_PROBLEM_:
For each line in the data below that holds "JSON", return a copy.

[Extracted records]

════════

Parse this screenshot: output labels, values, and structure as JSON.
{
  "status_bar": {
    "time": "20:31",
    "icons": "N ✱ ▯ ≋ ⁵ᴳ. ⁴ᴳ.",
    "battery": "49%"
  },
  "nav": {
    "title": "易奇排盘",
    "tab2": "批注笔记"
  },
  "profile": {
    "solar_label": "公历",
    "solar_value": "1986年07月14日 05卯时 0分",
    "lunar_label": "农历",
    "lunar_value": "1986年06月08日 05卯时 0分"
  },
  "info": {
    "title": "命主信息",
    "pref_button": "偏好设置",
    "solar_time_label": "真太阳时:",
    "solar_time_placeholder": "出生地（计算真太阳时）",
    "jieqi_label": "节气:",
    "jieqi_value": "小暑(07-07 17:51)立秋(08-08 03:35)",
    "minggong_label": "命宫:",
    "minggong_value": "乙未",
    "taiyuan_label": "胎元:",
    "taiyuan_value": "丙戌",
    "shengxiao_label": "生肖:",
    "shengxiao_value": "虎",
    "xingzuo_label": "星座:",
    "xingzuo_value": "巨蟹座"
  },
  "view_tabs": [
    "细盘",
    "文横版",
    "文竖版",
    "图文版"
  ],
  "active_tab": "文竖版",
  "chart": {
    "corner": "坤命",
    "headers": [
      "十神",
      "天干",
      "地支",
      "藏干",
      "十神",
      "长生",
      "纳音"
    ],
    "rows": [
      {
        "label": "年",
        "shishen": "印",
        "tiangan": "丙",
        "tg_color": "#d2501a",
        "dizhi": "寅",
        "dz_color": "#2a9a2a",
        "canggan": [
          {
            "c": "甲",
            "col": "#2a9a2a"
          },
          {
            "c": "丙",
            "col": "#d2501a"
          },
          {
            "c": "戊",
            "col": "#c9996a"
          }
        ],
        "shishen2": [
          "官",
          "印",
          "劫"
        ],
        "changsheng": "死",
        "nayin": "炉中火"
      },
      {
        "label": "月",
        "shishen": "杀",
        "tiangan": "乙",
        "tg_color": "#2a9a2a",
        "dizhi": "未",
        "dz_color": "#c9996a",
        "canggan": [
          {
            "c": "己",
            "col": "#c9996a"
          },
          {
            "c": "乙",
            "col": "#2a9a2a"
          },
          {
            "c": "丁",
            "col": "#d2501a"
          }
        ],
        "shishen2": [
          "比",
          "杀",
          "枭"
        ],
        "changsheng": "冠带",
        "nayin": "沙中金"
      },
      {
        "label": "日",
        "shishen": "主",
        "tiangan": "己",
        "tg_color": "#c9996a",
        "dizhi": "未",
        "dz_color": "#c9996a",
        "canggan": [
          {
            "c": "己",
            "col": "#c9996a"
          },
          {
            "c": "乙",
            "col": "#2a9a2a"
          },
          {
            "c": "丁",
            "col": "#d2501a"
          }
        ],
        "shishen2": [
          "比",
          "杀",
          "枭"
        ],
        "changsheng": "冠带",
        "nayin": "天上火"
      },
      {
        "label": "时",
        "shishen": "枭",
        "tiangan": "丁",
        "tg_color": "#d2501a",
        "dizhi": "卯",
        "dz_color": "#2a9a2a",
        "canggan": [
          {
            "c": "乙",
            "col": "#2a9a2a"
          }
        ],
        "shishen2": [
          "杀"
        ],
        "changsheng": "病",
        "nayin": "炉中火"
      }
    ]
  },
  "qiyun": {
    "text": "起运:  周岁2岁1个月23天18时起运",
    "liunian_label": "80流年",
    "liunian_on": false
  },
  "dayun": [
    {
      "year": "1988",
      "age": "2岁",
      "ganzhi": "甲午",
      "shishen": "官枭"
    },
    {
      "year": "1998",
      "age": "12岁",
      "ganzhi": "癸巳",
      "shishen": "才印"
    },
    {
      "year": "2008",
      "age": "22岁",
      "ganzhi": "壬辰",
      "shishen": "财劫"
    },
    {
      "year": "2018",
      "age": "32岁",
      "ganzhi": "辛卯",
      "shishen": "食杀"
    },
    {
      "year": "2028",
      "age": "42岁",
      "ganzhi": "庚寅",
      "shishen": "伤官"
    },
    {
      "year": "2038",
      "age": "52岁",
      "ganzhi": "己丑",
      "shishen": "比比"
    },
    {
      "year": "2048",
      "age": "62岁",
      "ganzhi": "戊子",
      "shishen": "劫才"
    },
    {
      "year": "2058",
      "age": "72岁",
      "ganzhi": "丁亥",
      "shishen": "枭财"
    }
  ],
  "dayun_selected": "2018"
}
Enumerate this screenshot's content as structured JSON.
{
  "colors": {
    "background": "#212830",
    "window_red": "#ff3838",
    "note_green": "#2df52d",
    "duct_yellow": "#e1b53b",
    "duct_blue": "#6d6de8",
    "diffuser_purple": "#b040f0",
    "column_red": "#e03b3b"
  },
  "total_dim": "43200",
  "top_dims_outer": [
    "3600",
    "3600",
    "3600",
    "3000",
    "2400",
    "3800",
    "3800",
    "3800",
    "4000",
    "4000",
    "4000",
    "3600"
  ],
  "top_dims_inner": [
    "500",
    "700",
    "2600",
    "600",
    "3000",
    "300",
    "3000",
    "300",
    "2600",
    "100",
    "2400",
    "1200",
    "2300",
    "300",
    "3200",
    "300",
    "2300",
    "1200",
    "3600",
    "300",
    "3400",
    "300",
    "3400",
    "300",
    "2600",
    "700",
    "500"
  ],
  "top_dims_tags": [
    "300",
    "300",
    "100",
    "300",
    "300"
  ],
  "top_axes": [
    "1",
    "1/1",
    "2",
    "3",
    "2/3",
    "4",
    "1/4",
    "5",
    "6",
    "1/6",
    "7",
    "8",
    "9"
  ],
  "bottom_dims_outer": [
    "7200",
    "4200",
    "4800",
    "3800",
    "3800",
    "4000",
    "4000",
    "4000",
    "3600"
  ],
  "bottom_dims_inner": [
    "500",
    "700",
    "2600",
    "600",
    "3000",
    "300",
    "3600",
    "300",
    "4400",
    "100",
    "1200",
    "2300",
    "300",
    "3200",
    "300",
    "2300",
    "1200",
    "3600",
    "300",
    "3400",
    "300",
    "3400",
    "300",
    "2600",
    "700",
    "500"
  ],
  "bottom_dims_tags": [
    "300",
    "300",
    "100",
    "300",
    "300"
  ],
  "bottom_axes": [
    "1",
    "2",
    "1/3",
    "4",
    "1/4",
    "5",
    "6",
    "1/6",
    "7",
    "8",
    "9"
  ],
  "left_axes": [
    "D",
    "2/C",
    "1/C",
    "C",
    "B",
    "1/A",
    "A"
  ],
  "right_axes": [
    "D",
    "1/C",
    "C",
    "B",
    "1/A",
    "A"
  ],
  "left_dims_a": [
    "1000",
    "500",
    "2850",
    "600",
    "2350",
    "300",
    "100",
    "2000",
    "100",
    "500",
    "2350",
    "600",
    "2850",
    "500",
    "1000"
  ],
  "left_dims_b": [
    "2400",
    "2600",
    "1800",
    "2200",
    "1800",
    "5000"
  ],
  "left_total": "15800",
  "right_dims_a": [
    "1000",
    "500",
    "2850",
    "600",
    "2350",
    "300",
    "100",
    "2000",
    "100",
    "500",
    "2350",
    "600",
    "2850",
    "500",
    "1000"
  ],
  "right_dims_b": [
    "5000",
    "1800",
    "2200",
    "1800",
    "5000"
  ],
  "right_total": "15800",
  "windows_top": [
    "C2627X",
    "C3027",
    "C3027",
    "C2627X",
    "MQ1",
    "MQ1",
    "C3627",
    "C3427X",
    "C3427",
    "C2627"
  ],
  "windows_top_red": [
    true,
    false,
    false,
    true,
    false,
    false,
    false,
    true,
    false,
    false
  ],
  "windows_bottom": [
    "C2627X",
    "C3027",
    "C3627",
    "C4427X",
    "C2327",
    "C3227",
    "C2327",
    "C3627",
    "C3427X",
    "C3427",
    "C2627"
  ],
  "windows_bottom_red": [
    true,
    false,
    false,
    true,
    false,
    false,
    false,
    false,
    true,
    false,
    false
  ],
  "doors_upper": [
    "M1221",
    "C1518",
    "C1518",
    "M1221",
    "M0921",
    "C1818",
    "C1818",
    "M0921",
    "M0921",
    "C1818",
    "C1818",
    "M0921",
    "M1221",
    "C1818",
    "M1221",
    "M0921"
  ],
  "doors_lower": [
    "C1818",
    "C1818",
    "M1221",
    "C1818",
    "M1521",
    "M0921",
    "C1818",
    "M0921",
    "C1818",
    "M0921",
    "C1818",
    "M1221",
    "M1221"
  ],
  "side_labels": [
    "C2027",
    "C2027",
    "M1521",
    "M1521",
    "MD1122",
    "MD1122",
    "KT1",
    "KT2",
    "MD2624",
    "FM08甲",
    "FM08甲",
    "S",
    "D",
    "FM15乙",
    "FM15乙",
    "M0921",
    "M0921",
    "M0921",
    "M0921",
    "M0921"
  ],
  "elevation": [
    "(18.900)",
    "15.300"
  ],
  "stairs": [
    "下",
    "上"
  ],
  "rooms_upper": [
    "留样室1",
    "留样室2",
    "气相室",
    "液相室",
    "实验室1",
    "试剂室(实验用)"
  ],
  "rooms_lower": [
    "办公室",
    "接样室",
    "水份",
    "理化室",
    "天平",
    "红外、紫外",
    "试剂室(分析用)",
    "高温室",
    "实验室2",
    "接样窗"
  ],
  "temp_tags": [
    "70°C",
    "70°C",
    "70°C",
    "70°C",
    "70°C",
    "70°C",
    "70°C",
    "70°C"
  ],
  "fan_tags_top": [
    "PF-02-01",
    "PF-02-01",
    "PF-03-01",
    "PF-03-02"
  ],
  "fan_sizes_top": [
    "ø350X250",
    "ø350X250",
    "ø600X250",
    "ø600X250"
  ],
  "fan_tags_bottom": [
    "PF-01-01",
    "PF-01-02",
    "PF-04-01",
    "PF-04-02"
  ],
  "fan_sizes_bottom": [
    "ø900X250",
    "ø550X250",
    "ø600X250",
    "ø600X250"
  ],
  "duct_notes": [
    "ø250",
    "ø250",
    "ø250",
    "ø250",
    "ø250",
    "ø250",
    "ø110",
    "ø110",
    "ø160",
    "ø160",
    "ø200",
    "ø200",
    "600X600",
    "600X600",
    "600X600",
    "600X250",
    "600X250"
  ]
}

════════

_TASK OUTPUT_:
Parse this screenshot: output labels, values, and structure as JSON.
Enumerate this screenshot's content as structured JSON.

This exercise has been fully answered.